Job = Please say how many lines of the listing hold "Channel", with no other words in the answer.

Saved entries
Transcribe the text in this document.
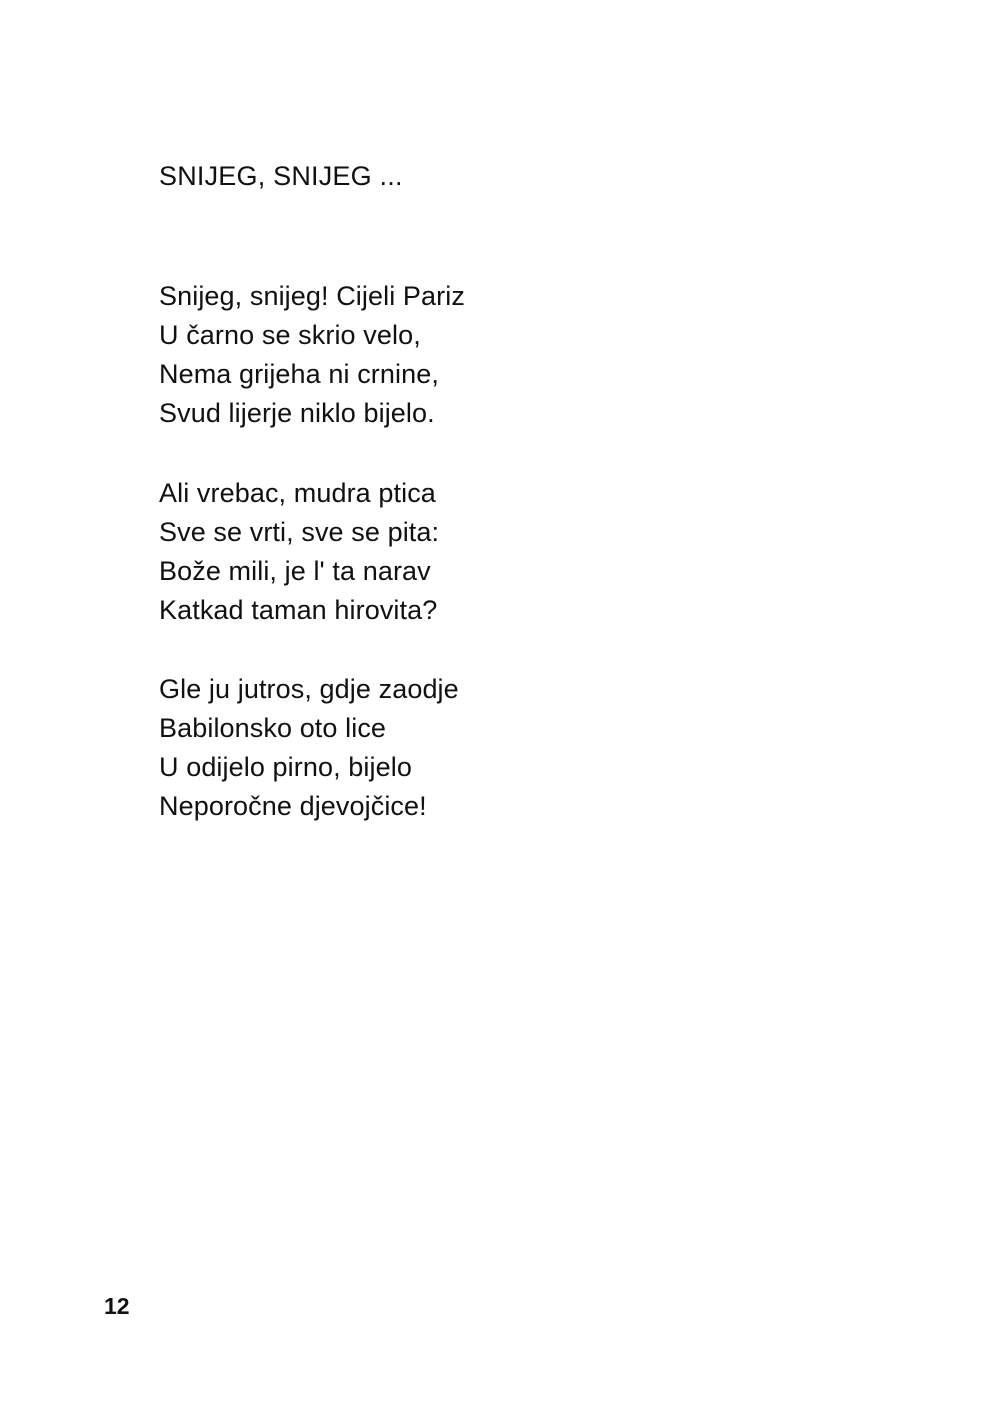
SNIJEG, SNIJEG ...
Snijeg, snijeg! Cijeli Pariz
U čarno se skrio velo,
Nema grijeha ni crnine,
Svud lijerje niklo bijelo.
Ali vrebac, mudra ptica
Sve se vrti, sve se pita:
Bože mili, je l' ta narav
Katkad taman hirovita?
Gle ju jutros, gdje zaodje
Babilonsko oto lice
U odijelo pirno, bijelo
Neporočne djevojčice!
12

--

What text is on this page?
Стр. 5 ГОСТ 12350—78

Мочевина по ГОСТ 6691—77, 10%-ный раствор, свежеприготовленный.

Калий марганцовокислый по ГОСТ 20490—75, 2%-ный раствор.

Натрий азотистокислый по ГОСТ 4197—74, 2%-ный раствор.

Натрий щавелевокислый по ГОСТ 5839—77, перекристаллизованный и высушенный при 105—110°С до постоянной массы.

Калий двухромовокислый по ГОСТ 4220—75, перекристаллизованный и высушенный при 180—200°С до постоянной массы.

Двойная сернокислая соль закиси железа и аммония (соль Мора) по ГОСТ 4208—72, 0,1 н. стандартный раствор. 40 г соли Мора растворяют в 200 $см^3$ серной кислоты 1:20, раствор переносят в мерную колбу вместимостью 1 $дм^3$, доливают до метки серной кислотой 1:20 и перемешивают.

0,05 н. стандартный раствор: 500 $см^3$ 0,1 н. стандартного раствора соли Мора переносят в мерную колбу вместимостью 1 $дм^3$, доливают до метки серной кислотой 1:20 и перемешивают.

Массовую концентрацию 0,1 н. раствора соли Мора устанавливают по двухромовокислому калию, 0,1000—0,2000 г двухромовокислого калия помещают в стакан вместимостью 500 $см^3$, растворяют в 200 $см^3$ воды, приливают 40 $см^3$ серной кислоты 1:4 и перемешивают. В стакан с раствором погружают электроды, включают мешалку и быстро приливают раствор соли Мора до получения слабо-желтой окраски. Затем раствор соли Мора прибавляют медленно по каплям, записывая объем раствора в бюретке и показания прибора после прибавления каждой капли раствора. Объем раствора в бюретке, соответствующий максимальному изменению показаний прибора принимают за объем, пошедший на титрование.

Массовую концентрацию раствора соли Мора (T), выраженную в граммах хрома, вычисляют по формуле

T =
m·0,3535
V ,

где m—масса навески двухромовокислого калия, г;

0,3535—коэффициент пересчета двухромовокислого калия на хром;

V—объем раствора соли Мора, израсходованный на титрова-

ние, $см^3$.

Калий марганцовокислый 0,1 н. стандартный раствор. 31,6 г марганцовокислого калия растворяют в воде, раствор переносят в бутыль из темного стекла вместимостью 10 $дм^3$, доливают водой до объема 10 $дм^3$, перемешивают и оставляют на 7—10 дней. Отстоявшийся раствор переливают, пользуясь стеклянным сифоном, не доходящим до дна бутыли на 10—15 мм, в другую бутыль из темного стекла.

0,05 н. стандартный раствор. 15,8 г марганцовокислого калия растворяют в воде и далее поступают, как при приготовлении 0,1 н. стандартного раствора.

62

--

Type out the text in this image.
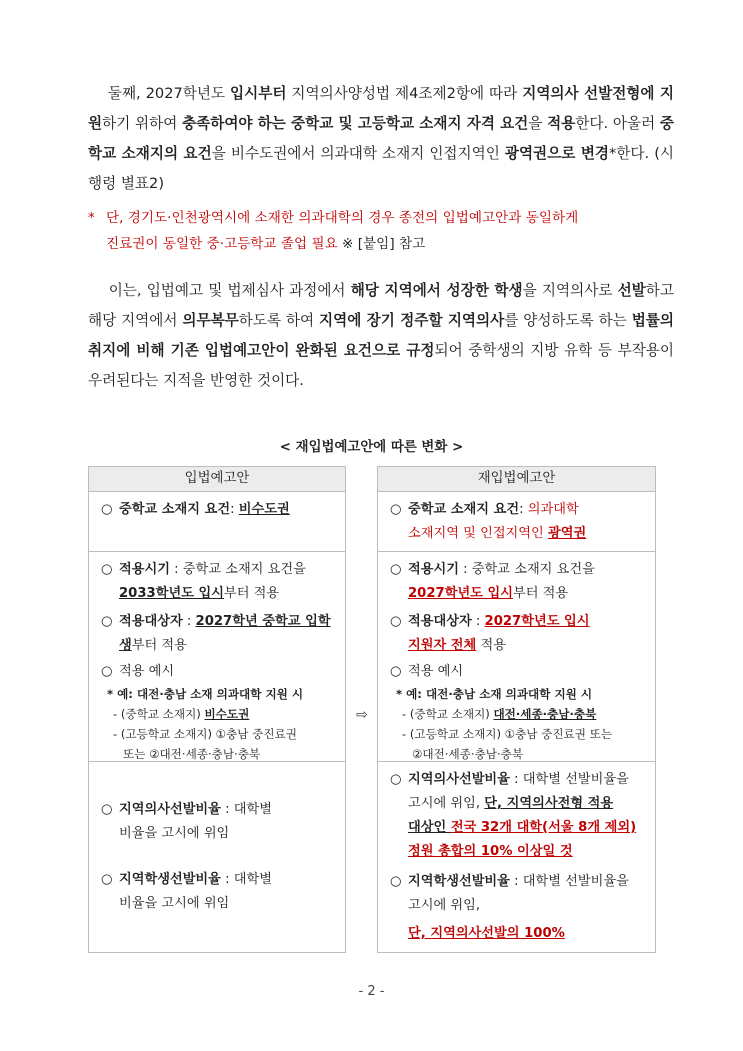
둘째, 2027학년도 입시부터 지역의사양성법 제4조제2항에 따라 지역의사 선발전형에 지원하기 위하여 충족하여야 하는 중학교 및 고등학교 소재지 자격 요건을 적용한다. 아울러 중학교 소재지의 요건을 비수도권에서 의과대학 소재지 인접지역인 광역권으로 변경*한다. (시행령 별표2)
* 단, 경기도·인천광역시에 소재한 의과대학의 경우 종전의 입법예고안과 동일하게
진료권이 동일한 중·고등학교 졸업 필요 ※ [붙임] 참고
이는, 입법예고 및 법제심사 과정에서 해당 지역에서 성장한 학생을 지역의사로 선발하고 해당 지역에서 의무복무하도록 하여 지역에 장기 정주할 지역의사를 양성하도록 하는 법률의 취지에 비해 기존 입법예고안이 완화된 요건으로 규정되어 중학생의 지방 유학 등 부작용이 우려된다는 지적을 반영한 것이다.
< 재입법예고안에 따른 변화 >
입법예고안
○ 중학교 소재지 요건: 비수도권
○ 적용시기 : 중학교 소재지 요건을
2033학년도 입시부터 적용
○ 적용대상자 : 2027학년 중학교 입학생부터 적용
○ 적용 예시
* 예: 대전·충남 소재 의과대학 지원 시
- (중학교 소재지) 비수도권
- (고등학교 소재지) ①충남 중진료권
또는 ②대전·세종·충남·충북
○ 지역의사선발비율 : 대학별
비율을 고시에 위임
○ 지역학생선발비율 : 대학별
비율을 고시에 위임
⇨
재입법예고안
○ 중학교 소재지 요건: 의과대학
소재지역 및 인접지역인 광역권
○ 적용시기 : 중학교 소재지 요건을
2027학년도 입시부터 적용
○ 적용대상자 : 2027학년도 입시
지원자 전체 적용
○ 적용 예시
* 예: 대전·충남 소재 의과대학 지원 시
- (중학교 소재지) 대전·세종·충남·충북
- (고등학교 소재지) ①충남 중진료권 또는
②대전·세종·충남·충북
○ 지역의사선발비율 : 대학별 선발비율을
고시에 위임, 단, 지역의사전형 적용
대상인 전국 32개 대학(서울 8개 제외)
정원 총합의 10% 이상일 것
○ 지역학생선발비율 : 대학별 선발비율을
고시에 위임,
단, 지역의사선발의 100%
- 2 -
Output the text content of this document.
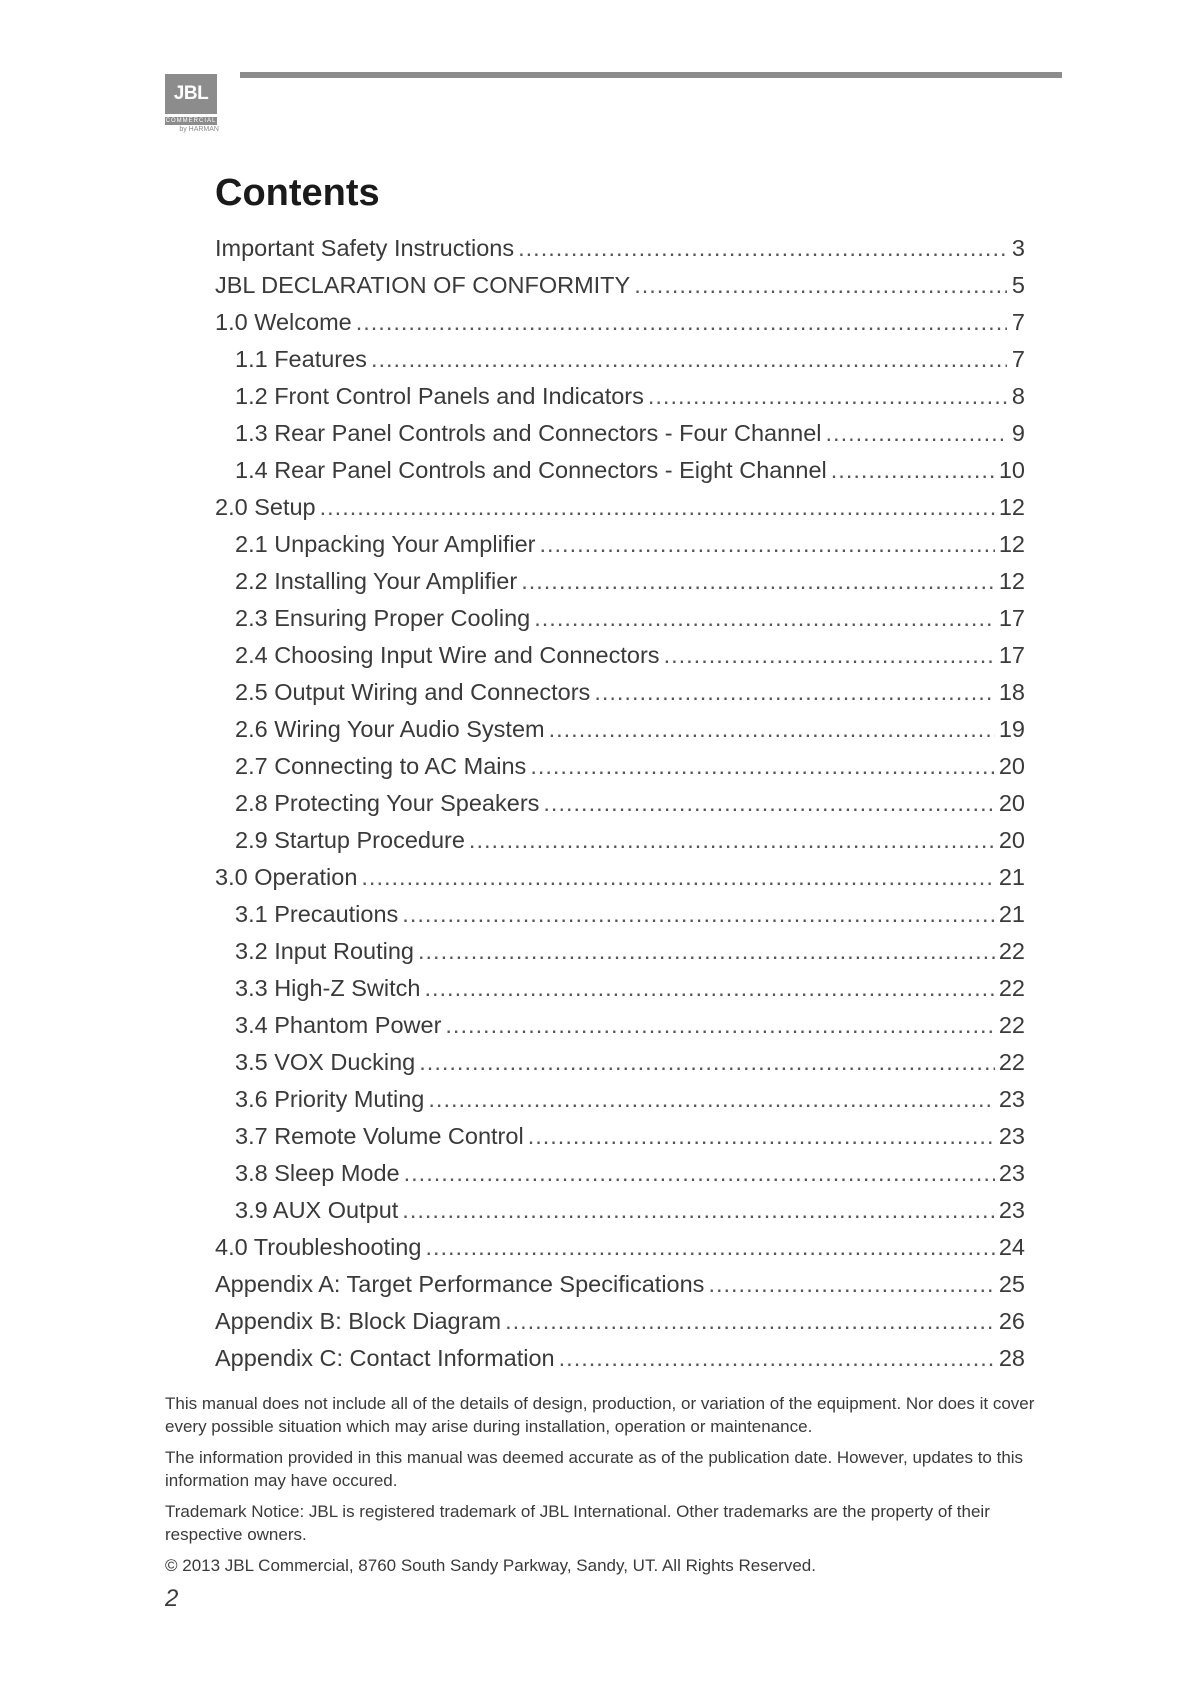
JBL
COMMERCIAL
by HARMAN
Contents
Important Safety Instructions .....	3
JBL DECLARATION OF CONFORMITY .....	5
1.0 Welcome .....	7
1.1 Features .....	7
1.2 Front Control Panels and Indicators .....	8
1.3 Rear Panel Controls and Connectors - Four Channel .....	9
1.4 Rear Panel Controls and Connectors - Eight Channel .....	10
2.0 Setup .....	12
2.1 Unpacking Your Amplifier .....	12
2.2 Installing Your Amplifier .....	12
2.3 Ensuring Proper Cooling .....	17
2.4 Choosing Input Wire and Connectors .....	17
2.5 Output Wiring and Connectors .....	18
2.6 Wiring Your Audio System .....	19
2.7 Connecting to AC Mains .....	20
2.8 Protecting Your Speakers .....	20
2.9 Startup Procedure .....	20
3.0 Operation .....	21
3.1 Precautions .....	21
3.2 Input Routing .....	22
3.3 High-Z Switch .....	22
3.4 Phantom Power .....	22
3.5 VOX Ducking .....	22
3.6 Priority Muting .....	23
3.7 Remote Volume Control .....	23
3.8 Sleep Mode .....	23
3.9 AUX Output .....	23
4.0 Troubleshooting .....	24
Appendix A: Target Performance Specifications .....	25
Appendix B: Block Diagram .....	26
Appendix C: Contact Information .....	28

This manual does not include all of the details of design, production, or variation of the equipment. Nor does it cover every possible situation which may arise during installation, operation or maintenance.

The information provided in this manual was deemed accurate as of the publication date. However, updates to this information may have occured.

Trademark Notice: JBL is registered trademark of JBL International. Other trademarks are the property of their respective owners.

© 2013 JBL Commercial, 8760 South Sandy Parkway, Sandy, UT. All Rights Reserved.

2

Final answer = 2